WHAT THE EXERCISE ASKS >> State how many of the lines below contain the string "each", with uppercase and lowercase treated as different, and reply with the number alone.

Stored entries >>
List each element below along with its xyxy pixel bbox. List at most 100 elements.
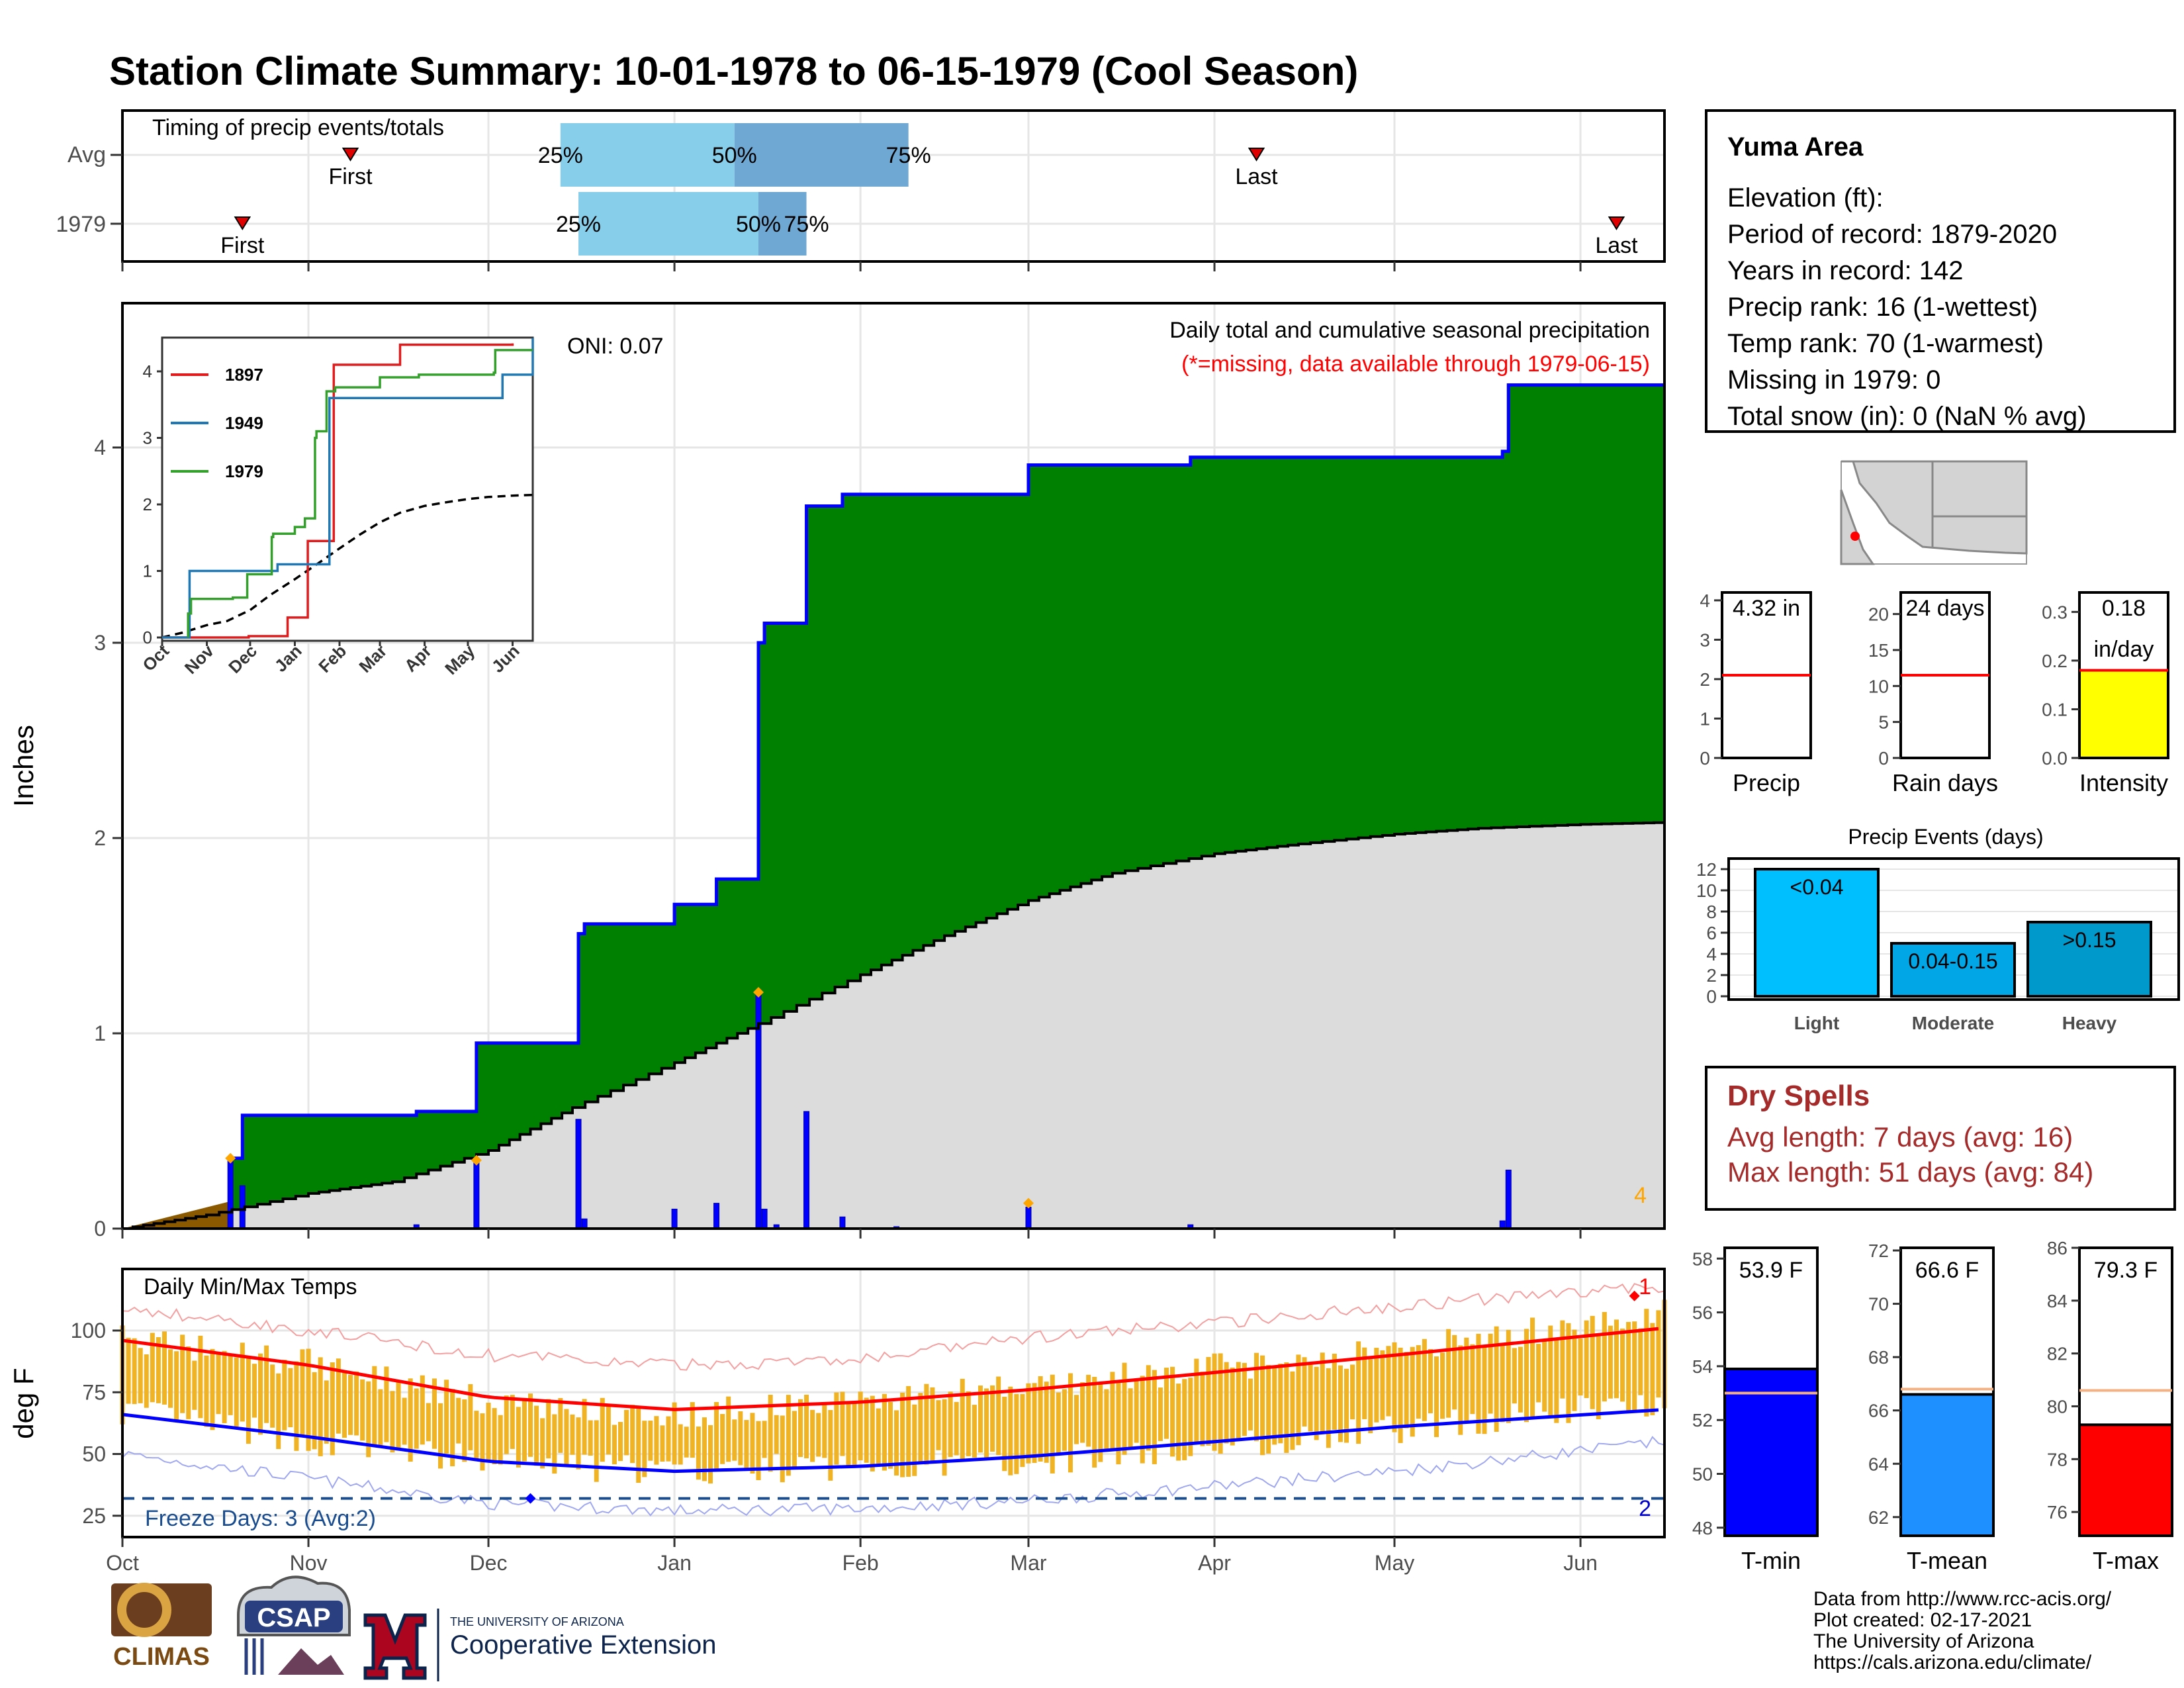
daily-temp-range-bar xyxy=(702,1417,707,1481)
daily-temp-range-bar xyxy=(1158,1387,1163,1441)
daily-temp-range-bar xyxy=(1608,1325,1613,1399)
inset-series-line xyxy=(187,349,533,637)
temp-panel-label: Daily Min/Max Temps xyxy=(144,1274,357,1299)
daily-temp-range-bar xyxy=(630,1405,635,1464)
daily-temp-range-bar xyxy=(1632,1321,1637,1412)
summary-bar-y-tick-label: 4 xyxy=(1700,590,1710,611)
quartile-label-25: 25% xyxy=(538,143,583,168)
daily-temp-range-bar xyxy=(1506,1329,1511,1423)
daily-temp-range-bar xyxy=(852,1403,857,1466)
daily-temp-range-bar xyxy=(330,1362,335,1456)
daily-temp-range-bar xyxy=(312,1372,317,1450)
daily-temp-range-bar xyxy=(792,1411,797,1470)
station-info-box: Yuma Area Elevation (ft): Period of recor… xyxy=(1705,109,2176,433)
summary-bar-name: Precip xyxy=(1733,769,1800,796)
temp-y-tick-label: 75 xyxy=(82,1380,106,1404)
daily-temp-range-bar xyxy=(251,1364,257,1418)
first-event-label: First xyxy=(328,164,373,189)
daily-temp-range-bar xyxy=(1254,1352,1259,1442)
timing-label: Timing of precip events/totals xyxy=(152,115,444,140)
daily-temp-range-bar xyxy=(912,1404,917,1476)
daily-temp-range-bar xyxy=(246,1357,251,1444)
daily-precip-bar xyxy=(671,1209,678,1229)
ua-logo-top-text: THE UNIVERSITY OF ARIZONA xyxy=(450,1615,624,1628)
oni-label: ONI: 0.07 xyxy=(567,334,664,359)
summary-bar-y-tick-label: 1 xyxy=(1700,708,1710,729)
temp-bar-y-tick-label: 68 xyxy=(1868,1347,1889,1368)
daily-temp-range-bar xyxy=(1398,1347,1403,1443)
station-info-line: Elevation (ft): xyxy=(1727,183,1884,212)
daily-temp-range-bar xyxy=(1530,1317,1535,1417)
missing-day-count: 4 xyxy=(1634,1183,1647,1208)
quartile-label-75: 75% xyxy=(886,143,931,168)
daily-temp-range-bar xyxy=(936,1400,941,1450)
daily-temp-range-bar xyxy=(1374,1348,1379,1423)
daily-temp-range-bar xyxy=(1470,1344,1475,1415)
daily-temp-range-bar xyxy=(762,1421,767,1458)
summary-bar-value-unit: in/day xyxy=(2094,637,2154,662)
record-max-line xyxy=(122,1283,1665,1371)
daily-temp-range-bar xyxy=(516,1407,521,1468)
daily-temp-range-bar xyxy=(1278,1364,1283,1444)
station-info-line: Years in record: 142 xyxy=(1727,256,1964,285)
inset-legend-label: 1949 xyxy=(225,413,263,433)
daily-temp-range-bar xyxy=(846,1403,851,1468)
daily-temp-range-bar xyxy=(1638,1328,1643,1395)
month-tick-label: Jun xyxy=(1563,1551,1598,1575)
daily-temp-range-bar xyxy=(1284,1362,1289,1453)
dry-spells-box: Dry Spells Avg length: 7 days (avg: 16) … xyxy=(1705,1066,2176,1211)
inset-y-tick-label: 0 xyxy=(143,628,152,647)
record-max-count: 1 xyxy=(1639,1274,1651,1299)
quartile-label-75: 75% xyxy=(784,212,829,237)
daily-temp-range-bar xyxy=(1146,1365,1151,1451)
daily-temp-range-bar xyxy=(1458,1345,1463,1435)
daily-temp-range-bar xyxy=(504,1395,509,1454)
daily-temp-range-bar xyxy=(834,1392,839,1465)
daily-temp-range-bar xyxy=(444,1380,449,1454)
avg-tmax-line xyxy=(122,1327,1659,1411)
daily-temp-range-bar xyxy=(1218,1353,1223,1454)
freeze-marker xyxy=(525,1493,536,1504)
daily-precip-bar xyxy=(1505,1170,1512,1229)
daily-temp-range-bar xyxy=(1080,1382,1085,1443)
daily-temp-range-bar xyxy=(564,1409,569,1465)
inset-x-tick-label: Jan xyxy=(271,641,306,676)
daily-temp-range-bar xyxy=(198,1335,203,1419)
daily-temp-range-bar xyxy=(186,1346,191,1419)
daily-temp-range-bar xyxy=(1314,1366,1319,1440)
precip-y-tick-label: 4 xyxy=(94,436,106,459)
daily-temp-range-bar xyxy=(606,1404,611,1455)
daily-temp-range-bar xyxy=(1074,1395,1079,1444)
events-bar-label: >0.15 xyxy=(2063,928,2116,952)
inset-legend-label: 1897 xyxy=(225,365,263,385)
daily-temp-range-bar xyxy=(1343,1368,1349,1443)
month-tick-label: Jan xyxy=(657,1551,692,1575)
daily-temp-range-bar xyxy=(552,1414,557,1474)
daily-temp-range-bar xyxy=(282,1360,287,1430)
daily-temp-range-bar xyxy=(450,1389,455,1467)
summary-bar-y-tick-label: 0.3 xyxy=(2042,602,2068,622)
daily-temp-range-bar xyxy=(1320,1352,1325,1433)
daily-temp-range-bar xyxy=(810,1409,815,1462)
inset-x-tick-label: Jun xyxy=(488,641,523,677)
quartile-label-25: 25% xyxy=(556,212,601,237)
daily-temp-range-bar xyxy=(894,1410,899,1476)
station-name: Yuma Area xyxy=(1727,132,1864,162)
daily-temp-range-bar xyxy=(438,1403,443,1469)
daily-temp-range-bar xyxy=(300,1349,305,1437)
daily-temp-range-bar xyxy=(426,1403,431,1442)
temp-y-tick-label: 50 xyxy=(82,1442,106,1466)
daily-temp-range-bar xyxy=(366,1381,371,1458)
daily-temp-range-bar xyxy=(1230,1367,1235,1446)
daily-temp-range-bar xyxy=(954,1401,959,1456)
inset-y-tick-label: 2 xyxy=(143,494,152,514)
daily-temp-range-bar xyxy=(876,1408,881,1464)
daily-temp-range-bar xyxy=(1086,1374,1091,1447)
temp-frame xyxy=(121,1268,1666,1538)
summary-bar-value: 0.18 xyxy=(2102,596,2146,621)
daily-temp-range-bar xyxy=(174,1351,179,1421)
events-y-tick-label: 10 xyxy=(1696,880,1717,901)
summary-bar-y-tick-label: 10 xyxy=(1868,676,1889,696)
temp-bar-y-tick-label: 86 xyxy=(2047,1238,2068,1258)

--

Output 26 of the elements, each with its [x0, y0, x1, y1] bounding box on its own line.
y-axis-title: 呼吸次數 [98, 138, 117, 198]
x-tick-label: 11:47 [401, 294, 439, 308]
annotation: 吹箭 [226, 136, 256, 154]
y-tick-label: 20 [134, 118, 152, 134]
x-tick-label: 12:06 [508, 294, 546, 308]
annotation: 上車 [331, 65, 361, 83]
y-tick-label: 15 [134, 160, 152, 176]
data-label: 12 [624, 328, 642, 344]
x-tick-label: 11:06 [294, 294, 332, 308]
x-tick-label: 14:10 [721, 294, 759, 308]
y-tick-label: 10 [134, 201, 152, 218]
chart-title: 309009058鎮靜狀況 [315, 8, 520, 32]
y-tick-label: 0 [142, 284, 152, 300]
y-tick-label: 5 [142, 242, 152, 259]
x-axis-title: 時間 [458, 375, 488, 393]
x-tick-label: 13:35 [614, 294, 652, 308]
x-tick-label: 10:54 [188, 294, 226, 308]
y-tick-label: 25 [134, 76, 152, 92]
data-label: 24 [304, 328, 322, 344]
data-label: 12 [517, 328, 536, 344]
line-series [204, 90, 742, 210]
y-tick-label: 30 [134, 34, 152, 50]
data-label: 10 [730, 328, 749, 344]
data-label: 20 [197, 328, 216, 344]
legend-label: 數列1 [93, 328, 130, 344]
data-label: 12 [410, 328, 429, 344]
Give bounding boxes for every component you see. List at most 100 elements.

CORRECT ANSWER >> 2